### The input
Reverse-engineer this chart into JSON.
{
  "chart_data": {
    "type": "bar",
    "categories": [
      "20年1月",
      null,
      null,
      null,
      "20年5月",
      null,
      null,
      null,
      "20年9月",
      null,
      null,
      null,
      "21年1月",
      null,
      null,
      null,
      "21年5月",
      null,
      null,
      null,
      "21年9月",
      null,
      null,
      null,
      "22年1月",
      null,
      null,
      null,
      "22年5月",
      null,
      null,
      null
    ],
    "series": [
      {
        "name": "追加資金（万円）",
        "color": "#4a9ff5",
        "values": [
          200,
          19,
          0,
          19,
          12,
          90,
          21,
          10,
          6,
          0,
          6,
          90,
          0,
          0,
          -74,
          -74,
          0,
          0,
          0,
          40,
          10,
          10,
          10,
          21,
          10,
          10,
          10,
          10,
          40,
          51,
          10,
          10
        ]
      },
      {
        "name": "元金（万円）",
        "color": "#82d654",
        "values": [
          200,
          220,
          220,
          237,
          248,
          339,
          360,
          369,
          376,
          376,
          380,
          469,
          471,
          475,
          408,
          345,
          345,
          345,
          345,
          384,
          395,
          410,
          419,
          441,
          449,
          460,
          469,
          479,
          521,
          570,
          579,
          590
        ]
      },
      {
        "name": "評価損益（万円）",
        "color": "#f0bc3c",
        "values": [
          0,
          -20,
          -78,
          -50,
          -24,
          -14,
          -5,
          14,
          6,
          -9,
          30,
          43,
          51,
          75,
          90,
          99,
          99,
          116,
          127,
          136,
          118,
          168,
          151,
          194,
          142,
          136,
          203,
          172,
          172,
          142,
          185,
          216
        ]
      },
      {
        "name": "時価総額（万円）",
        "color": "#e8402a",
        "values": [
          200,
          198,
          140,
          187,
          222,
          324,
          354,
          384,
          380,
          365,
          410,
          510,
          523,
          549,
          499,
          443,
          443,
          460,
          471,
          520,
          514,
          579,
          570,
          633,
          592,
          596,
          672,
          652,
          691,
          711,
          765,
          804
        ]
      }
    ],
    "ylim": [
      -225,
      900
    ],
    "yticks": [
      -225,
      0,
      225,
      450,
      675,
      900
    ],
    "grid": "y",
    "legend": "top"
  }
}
######
» Brief
Out of the material above, select every line that holds the string "name".

» Solved exercise
        "name": "追加資金（万円）",
        "name": "元金（万円）",
        "name": "評価損益（万円）",
        "name": "時価総額（万円）",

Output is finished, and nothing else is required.